▶ [Exercise task] Set down the full listing exactly, character for character.

▶ [Data supplied]
-*-*-

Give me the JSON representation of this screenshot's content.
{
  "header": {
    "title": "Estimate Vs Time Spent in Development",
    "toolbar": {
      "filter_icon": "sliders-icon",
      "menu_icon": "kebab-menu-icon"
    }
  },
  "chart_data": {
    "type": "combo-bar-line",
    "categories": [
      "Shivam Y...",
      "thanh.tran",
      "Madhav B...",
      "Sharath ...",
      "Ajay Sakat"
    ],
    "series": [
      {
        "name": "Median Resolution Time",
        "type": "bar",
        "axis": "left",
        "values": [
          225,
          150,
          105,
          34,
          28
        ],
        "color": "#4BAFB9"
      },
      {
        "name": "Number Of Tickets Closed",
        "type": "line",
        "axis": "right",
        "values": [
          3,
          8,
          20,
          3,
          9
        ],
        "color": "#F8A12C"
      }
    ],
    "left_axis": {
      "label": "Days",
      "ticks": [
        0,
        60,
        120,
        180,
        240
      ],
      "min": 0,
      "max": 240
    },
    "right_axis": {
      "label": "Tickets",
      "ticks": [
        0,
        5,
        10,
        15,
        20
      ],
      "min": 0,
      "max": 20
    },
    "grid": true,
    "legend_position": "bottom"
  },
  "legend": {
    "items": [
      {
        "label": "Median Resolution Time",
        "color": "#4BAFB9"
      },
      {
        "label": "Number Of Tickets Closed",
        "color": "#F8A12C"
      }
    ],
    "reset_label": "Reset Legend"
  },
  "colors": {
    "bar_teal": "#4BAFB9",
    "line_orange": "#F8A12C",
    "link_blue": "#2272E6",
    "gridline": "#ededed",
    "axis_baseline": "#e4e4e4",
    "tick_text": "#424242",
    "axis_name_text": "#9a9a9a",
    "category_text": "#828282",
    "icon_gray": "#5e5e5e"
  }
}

-*-*-

▶ [Problem solution]
Give me the JSON representation of this screenshot's content.
{
  "header": {
    "title": "Estimate Vs Time Spent in Development",
    "toolbar": {
      "filter_icon": "sliders-icon",
      "menu_icon": "kebab-menu-icon"
    }
  },
  "chart_data": {
    "type": "combo-bar-line",
    "categories": [
      "Shivam Y...",
      "thanh.tran",
      "Madhav B...",
      "Sharath ...",
      "Ajay Sakat"
    ],
    "series": [
      {
        "name": "Median Resolution Time",
        "type": "bar",
        "axis": "left",
        "values": [
          225,
          150,
          105,
          34,
          28
        ],
        "color": "#4BAFB9"
      },
      {
        "name": "Number Of Tickets Closed",
        "type": "line",
        "axis": "right",
        "values": [
          3,
          8,
          20,
          3,
          9
        ],
        "color": "#F8A12C"
      }
    ],
    "left_axis": {
      "label": "Days",
      "ticks": [
        0,
        60,
        120,
        180,
        240
      ],
      "min": 0,
      "max": 240
    },
    "right_axis": {
      "label": "Tickets",
      "ticks": [
        0,
        5,
        10,
        15,
        20
      ],
      "min": 0,
      "max": 20
    },
    "grid": true,
    "legend_position": "bottom"
  },
  "legend": {
    "items": [
      {
        "label": "Median Resolution Time",
        "color": "#4BAFB9"
      },
      {
        "label": "Number Of Tickets Closed",
        "color": "#F8A12C"
      }
    ],
    "reset_label": "Reset Legend"
  },
  "colors": {
    "bar_teal": "#4BAFB9",
    "line_orange": "#F8A12C",
    "link_blue": "#2272E6",
    "gridline": "#ededed",
    "axis_baseline": "#e4e4e4",
    "tick_text": "#424242",
    "axis_name_text": "#9a9a9a",
    "category_text": "#828282",
    "icon_gray": "#5e5e5e"
  }
}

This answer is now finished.